#### Entries shown
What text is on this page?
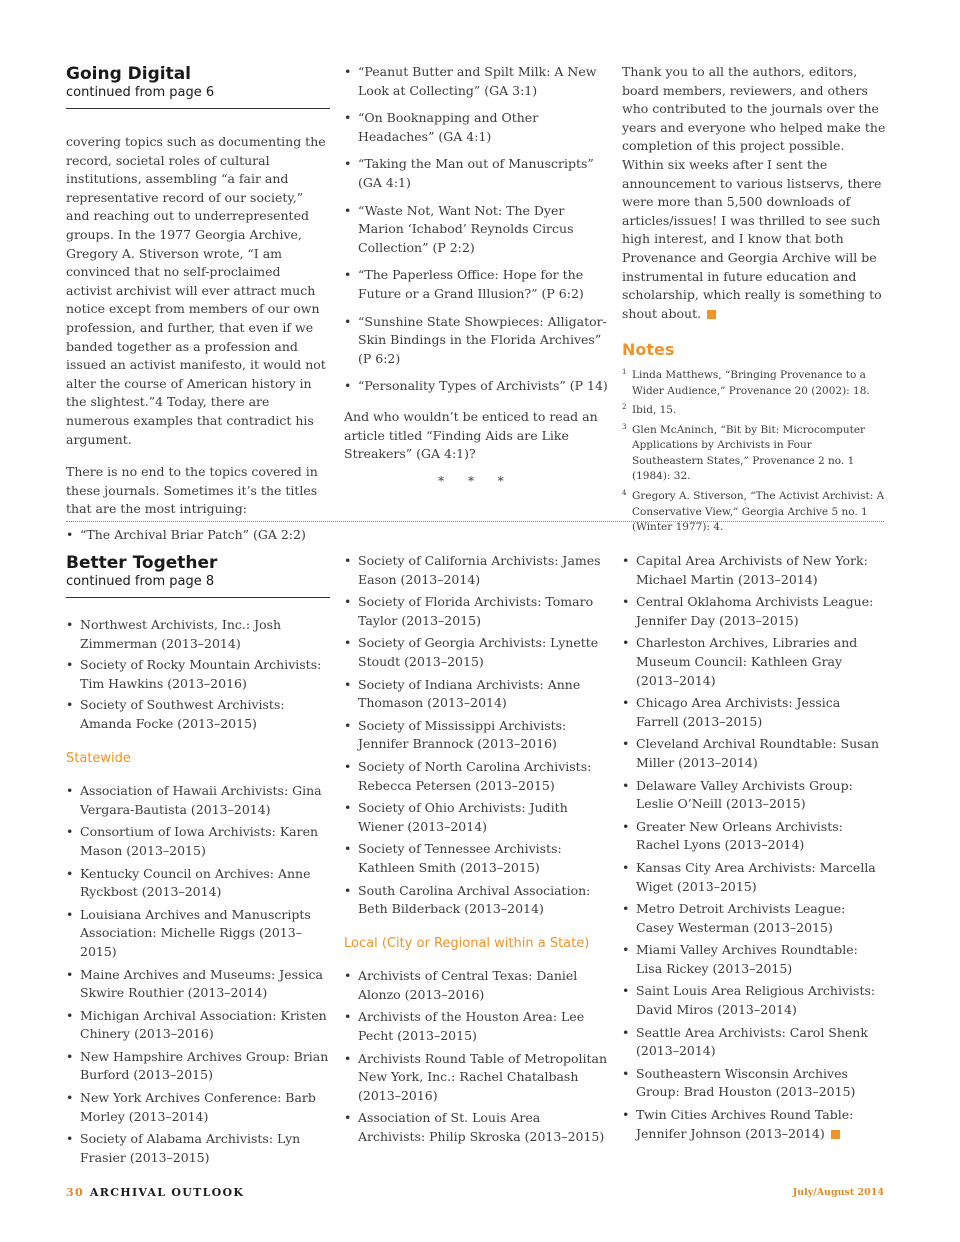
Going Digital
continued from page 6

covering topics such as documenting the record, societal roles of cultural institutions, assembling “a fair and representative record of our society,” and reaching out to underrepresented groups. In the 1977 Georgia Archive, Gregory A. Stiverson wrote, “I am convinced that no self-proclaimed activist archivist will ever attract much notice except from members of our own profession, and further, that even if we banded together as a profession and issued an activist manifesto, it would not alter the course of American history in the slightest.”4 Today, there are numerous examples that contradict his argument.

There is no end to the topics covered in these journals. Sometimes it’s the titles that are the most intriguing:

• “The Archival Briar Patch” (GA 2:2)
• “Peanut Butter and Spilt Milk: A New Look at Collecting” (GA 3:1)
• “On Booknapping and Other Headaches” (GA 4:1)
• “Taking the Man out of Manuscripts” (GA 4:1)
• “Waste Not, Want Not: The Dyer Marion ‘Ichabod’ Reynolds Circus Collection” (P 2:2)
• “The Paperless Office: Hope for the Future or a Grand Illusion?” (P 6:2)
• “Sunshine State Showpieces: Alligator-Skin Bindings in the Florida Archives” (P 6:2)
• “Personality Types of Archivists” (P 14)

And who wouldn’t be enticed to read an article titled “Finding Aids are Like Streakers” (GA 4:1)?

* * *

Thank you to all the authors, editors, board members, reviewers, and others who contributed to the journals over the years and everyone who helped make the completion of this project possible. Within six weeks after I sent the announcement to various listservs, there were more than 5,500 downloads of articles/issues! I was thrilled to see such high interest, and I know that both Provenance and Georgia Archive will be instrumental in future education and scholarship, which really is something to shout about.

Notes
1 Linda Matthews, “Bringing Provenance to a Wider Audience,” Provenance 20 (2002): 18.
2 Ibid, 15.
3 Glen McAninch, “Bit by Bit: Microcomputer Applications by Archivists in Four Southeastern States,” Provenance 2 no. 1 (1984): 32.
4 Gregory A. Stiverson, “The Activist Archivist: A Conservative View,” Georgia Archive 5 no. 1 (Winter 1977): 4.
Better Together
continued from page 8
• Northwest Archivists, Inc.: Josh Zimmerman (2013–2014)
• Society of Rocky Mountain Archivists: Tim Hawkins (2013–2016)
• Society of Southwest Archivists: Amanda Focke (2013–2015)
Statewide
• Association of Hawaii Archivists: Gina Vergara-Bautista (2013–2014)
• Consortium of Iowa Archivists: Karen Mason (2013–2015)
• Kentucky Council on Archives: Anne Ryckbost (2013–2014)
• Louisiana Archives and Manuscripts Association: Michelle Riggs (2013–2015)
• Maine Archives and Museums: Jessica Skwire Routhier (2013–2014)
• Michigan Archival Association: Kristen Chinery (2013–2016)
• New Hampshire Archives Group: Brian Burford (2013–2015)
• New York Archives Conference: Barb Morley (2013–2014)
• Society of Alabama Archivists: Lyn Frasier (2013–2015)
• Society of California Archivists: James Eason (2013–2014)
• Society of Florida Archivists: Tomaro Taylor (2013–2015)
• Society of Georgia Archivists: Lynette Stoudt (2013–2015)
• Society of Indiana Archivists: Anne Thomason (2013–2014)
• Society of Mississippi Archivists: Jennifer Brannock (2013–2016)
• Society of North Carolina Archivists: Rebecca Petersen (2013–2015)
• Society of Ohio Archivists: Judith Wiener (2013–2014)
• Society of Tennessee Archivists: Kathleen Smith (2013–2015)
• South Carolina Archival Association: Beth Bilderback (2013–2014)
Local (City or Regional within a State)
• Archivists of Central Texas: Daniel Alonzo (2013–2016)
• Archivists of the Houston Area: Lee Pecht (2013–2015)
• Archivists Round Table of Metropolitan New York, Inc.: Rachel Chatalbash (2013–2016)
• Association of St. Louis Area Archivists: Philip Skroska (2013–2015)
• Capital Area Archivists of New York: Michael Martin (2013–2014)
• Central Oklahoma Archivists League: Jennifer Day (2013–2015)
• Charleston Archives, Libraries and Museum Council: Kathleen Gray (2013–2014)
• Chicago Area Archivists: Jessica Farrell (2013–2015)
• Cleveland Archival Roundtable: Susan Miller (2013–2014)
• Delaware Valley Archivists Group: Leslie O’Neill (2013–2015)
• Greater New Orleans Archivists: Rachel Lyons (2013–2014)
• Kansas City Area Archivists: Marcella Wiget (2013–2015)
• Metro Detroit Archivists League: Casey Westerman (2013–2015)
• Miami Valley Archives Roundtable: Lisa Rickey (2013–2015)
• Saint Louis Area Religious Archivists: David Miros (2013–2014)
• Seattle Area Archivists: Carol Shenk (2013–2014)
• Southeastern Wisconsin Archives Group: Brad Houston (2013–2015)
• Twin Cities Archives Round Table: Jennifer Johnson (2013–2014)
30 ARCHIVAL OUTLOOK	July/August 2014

#### Instruction
Collect from the data above every line that includes "York".

#### Answer to the problem
• New York Archives Conference: Barb Morley (2013–2014)
• Archivists Round Table of Metropolitan New York, Inc.: Rachel Chatalbash (2013–2016)
• Capital Area Archivists of New York: Michael Martin (2013–2014)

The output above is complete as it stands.